▶ **Required task**: Write out the rows as a numbered list, starting with the first row and going on through the row that contains "text-line: quyền chủ", and leave out any blank lines.

▶ **Dataset excerpts**:
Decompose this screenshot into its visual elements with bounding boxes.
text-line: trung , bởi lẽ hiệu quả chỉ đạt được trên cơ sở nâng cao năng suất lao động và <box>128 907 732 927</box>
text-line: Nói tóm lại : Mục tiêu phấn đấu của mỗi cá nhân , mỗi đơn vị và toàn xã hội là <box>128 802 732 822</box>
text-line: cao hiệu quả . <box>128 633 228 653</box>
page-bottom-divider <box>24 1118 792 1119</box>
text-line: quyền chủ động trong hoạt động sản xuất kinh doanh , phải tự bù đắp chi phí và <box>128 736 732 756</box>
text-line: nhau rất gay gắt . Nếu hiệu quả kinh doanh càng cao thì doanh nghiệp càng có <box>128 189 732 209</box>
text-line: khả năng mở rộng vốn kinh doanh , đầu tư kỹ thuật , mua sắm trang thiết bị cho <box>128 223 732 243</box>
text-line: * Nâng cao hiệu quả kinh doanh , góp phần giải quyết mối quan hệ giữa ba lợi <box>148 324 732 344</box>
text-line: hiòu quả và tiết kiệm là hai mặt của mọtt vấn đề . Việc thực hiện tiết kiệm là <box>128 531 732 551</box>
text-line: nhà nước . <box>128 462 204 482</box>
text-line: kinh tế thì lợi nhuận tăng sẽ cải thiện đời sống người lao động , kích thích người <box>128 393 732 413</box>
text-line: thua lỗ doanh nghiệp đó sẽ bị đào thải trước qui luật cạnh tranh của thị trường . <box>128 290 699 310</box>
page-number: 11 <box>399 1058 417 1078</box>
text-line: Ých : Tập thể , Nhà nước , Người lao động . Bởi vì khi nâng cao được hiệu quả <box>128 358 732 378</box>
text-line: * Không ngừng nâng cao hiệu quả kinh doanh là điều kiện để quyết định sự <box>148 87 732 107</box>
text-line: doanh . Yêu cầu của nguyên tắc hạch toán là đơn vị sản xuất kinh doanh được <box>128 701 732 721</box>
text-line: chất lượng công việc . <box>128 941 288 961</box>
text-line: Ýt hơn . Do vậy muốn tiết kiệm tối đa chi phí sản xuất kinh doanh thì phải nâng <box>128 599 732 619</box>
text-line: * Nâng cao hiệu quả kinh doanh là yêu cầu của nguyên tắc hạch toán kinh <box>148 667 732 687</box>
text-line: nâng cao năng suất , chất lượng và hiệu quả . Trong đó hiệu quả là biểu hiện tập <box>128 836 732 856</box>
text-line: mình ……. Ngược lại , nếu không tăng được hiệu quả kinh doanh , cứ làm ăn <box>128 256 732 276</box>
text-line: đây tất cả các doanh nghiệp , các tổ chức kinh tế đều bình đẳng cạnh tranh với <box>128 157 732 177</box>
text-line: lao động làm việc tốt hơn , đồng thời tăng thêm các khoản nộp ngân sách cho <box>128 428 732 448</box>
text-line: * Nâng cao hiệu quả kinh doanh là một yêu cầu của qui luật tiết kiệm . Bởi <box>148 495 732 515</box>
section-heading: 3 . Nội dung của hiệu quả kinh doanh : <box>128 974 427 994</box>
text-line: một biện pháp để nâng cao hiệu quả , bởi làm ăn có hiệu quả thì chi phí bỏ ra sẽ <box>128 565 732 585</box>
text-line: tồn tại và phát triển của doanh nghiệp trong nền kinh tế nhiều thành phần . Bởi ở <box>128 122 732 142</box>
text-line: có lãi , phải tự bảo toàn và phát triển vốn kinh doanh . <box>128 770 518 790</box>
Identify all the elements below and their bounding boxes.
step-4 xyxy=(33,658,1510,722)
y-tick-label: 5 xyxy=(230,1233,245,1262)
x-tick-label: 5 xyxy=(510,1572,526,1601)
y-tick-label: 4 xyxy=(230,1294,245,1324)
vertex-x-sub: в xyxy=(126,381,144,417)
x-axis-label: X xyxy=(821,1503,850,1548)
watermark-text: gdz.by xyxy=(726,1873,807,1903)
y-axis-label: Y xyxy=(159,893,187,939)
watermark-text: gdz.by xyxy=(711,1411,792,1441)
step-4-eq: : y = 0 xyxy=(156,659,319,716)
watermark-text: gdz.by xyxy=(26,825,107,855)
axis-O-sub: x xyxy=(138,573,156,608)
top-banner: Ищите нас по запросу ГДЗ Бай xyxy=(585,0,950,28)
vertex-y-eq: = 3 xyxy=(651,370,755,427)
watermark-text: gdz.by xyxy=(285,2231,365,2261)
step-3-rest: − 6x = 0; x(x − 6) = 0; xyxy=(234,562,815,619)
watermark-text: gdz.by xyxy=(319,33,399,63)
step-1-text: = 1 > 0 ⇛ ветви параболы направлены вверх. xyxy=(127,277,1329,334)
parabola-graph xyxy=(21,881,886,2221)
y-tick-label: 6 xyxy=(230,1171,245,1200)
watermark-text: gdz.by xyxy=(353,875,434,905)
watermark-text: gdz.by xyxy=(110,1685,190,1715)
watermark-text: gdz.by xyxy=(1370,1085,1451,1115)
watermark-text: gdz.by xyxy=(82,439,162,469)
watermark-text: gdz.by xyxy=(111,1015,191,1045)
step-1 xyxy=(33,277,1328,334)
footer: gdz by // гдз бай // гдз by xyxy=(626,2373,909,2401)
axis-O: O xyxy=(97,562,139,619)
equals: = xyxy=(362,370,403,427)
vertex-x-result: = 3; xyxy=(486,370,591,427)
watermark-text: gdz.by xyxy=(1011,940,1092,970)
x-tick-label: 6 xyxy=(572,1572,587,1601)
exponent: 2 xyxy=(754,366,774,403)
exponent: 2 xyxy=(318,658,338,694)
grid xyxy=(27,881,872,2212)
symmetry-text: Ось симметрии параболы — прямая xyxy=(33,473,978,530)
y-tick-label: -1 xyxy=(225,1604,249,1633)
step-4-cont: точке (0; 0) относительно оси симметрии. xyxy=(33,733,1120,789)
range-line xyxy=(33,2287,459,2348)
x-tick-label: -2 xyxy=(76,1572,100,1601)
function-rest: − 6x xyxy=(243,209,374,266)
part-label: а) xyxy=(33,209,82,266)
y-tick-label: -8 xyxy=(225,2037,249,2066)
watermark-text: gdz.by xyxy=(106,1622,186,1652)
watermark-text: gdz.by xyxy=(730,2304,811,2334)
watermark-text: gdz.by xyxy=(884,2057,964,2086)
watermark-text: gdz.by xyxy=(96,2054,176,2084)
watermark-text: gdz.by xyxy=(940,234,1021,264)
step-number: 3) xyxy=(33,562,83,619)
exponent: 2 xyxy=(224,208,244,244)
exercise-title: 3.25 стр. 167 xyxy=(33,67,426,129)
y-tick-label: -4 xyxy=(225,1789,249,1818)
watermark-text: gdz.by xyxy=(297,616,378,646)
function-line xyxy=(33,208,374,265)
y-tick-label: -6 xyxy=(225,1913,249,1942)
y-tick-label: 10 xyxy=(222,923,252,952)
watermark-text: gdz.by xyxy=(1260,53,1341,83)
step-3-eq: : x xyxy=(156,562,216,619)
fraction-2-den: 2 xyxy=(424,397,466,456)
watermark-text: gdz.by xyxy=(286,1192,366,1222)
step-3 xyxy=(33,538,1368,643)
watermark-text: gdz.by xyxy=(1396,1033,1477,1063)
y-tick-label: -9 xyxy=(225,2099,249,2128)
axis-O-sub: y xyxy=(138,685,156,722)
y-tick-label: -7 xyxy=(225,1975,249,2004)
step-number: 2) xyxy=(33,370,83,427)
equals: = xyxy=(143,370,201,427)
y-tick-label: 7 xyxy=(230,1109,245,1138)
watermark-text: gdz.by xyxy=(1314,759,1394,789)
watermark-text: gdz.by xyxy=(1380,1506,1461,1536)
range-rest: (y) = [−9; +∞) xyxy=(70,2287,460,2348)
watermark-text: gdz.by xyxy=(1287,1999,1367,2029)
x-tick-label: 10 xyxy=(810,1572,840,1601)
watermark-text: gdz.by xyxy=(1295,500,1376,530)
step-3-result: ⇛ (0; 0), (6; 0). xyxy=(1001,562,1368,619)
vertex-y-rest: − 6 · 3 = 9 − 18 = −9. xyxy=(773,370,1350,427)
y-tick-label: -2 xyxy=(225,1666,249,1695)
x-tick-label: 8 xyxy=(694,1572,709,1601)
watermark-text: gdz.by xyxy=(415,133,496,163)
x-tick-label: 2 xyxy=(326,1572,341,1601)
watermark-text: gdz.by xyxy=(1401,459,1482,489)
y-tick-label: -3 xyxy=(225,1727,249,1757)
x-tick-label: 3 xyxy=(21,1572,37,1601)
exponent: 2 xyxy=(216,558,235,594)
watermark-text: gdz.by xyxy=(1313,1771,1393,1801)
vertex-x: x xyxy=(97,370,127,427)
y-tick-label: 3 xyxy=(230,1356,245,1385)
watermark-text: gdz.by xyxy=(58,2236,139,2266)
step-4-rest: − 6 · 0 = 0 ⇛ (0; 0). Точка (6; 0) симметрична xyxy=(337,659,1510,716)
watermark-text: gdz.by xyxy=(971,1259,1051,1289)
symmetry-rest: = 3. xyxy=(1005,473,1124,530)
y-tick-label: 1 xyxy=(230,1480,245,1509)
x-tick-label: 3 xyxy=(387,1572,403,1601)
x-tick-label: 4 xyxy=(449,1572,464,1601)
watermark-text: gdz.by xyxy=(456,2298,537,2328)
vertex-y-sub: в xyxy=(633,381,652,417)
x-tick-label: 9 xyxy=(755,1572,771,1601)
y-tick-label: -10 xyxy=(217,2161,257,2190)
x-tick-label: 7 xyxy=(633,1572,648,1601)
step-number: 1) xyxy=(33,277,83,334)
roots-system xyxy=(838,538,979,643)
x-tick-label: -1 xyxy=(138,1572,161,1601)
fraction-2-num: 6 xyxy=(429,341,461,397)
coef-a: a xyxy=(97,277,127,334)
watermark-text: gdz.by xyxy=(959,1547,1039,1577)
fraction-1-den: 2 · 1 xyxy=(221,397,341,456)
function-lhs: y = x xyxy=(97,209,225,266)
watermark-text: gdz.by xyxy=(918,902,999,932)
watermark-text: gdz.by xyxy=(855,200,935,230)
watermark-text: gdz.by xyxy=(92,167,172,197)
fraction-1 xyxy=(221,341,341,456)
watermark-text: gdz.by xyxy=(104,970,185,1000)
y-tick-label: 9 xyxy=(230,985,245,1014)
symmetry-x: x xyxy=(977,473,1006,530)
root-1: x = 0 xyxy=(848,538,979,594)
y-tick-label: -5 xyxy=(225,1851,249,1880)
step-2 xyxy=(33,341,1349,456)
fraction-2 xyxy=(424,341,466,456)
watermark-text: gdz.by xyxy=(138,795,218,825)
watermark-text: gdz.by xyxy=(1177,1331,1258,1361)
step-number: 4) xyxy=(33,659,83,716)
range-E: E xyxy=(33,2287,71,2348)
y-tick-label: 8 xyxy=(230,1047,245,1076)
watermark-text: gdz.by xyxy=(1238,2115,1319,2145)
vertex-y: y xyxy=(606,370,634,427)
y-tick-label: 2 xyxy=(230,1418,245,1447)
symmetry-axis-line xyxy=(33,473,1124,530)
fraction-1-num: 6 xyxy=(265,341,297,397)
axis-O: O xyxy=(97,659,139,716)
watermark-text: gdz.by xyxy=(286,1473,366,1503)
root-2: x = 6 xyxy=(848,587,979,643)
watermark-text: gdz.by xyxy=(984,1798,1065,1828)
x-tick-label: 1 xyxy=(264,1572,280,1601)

▶ **Final result**:
1. Decompose this screenshot into its visual elements with bounding boxes.
2. text-line: trung , bởi lẽ hiệu quả chỉ đạt được trên cơ sở nâng cao năng suất lao động và <box>128 907 732 927</box>
3. text-line: Nói tóm lại : Mục tiêu phấn đấu của mỗi cá nhân , mỗi đơn vị và toàn xã hội là <box>128 802 732 822</box>
4. text-line: cao hiệu quả . <box>128 633 228 653</box>
5. page-bottom-divider <box>24 1118 792 1119</box>
6. text-line: quyền chủ động trong hoạt động sản xuất kinh doanh , phải tự bù đắp chi phí và <box>128 736 732 756</box>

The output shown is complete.